It is required that all of the data be written out exactly.
====
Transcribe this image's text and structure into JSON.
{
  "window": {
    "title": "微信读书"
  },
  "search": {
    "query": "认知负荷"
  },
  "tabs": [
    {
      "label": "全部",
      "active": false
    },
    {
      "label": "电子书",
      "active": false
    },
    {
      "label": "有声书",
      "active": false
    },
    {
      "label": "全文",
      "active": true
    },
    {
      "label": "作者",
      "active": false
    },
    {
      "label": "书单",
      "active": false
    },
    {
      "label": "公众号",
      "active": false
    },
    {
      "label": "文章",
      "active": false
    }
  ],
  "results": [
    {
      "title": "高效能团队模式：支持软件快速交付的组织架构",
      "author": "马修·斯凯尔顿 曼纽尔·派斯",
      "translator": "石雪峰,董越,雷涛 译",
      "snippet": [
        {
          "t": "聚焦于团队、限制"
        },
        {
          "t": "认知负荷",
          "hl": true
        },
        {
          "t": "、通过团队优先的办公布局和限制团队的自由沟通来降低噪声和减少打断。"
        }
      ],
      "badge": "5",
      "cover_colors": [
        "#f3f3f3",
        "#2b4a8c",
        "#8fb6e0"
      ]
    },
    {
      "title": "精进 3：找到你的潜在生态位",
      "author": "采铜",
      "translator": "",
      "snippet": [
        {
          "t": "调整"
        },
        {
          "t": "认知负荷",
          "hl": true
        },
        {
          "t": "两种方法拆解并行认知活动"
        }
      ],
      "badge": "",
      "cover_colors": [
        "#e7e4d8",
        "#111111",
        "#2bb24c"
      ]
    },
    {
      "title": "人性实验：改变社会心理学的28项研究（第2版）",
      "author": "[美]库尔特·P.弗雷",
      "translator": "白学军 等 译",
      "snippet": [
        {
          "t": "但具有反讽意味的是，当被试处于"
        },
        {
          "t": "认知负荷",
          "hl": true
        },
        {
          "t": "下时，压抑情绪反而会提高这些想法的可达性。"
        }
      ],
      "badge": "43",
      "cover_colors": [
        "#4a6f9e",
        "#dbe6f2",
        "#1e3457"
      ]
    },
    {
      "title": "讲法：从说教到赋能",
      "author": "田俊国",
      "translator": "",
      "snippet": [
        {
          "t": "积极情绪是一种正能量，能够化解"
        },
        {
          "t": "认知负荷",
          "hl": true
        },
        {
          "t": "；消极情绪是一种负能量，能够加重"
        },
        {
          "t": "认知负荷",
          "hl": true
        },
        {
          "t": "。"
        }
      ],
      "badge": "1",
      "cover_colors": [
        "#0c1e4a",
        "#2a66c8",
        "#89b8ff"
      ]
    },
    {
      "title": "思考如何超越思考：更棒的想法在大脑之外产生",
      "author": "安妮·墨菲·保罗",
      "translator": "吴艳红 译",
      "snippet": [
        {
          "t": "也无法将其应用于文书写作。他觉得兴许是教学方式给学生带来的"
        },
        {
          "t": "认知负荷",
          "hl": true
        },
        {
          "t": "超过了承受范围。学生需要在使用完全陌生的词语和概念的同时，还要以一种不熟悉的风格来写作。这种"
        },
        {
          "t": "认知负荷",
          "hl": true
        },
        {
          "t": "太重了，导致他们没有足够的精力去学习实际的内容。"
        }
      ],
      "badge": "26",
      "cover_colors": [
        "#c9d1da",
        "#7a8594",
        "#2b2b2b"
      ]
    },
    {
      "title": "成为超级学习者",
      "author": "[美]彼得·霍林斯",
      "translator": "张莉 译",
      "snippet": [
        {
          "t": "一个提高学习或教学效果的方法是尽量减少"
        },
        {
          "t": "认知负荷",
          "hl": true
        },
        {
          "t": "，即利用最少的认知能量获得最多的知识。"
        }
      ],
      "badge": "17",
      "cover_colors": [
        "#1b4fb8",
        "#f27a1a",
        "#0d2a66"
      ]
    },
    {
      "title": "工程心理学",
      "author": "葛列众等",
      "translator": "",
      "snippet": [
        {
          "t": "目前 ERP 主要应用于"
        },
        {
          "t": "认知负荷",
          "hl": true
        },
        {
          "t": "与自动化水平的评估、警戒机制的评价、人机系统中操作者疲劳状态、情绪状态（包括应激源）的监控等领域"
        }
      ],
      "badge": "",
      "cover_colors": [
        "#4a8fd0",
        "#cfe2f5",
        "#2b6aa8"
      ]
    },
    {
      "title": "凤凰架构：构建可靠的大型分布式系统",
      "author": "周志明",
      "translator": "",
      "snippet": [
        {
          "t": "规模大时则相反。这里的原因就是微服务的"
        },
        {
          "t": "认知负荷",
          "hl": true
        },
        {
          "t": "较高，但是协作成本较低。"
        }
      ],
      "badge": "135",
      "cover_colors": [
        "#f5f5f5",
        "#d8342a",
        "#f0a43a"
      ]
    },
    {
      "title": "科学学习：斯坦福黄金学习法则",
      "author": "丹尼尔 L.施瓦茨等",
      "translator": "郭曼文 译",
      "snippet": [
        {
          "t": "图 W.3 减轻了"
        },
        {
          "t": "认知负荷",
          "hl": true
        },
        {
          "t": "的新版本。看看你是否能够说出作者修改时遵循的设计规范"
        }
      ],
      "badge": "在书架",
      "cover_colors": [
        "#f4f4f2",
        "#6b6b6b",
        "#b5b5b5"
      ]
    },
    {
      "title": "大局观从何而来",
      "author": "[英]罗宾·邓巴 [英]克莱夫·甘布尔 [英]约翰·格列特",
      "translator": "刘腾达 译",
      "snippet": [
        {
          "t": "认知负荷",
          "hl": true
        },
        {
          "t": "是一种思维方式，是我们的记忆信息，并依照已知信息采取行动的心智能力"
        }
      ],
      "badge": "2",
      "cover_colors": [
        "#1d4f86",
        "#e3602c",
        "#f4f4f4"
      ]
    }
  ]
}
====
RESULT OF THE TASK:
Transcribe this image's text and structure into JSON.
{
  "window": {
    "title": "微信读书"
  },
  "search": {
    "query": "认知负荷"
  },
  "tabs": [
    {
      "label": "全部",
      "active": false
    },
    {
      "label": "电子书",
      "active": false
    },
    {
      "label": "有声书",
      "active": false
    },
    {
      "label": "全文",
      "active": true
    },
    {
      "label": "作者",
      "active": false
    },
    {
      "label": "书单",
      "active": false
    },
    {
      "label": "公众号",
      "active": false
    },
    {
      "label": "文章",
      "active": false
    }
  ],
  "results": [
    {
      "title": "高效能团队模式：支持软件快速交付的组织架构",
      "author": "马修·斯凯尔顿 曼纽尔·派斯",
      "translator": "石雪峰,董越,雷涛 译",
      "snippet": [
        {
          "t": "聚焦于团队、限制"
        },
        {
          "t": "认知负荷",
          "hl": true
        },
        {
          "t": "、通过团队优先的办公布局和限制团队的自由沟通来降低噪声和减少打断。"
        }
      ],
      "badge": "5",
      "cover_colors": [
        "#f3f3f3",
        "#2b4a8c",
        "#8fb6e0"
      ]
    },
    {
      "title": "精进 3：找到你的潜在生态位",
      "author": "采铜",
      "translator": "",
      "snippet": [
        {
          "t": "调整"
        },
        {
          "t": "认知负荷",
          "hl": true
        },
        {
          "t": "两种方法拆解并行认知活动"
        }
      ],
      "badge": "",
      "cover_colors": [
        "#e7e4d8",
        "#111111",
        "#2bb24c"
      ]
    },
    {
      "title": "人性实验：改变社会心理学的28项研究（第2版）",
      "author": "[美]库尔特·P.弗雷",
      "translator": "白学军 等 译",
      "snippet": [
        {
          "t": "但具有反讽意味的是，当被试处于"
        },
        {
          "t": "认知负荷",
          "hl": true
        },
        {
          "t": "下时，压抑情绪反而会提高这些想法的可达性。"
        }
      ],
      "badge": "43",
      "cover_colors": [
        "#4a6f9e",
        "#dbe6f2",
        "#1e3457"
      ]
    },
    {
      "title": "讲法：从说教到赋能",
      "author": "田俊国",
      "translator": "",
      "snippet": [
        {
          "t": "积极情绪是一种正能量，能够化解"
        },
        {
          "t": "认知负荷",
          "hl": true
        },
        {
          "t": "；消极情绪是一种负能量，能够加重"
        },
        {
          "t": "认知负荷",
          "hl": true
        },
        {
          "t": "。"
        }
      ],
      "badge": "1",
      "cover_colors": [
        "#0c1e4a",
        "#2a66c8",
        "#89b8ff"
      ]
    },
    {
      "title": "思考如何超越思考：更棒的想法在大脑之外产生",
      "author": "安妮·墨菲·保罗",
      "translator": "吴艳红 译",
      "snippet": [
        {
          "t": "也无法将其应用于文书写作。他觉得兴许是教学方式给学生带来的"
        },
        {
          "t": "认知负荷",
          "hl": true
        },
        {
          "t": "超过了承受范围。学生需要在使用完全陌生的词语和概念的同时，还要以一种不熟悉的风格来写作。这种"
        },
        {
          "t": "认知负荷",
          "hl": true
        },
        {
          "t": "太重了，导致他们没有足够的精力去学习实际的内容。"
        }
      ],
      "badge": "26",
      "cover_colors": [
        "#c9d1da",
        "#7a8594",
        "#2b2b2b"
      ]
    },
    {
      "title": "成为超级学习者",
      "author": "[美]彼得·霍林斯",
      "translator": "张莉 译",
      "snippet": [
        {
          "t": "一个提高学习或教学效果的方法是尽量减少"
        },
        {
          "t": "认知负荷",
          "hl": true
        },
        {
          "t": "，即利用最少的认知能量获得最多的知识。"
        }
      ],
      "badge": "17",
      "cover_colors": [
        "#1b4fb8",
        "#f27a1a",
        "#0d2a66"
      ]
    },
    {
      "title": "工程心理学",
      "author": "葛列众等",
      "translator": "",
      "snippet": [
        {
          "t": "目前 ERP 主要应用于"
        },
        {
          "t": "认知负荷",
          "hl": true
        },
        {
          "t": "与自动化水平的评估、警戒机制的评价、人机系统中操作者疲劳状态、情绪状态（包括应激源）的监控等领域"
        }
      ],
      "badge": "",
      "cover_colors": [
        "#4a8fd0",
        "#cfe2f5",
        "#2b6aa8"
      ]
    },
    {
      "title": "凤凰架构：构建可靠的大型分布式系统",
      "author": "周志明",
      "translator": "",
      "snippet": [
        {
          "t": "规模大时则相反。这里的原因就是微服务的"
        },
        {
          "t": "认知负荷",
          "hl": true
        },
        {
          "t": "较高，但是协作成本较低。"
        }
      ],
      "badge": "135",
      "cover_colors": [
        "#f5f5f5",
        "#d8342a",
        "#f0a43a"
      ]
    },
    {
      "title": "科学学习：斯坦福黄金学习法则",
      "author": "丹尼尔 L.施瓦茨等",
      "translator": "郭曼文 译",
      "snippet": [
        {
          "t": "图 W.3 减轻了"
        },
        {
          "t": "认知负荷",
          "hl": true
        },
        {
          "t": "的新版本。看看你是否能够说出作者修改时遵循的设计规范"
        }
      ],
      "badge": "在书架",
      "cover_colors": [
        "#f4f4f2",
        "#6b6b6b",
        "#b5b5b5"
      ]
    },
    {
      "title": "大局观从何而来",
      "author": "[英]罗宾·邓巴 [英]克莱夫·甘布尔 [英]约翰·格列特",
      "translator": "刘腾达 译",
      "snippet": [
        {
          "t": "认知负荷",
          "hl": true
        },
        {
          "t": "是一种思维方式，是我们的记忆信息，并依照已知信息采取行动的心智能力"
        }
      ],
      "badge": "2",
      "cover_colors": [
        "#1d4f86",
        "#e3602c",
        "#f4f4f4"
      ]
    }
  ]
}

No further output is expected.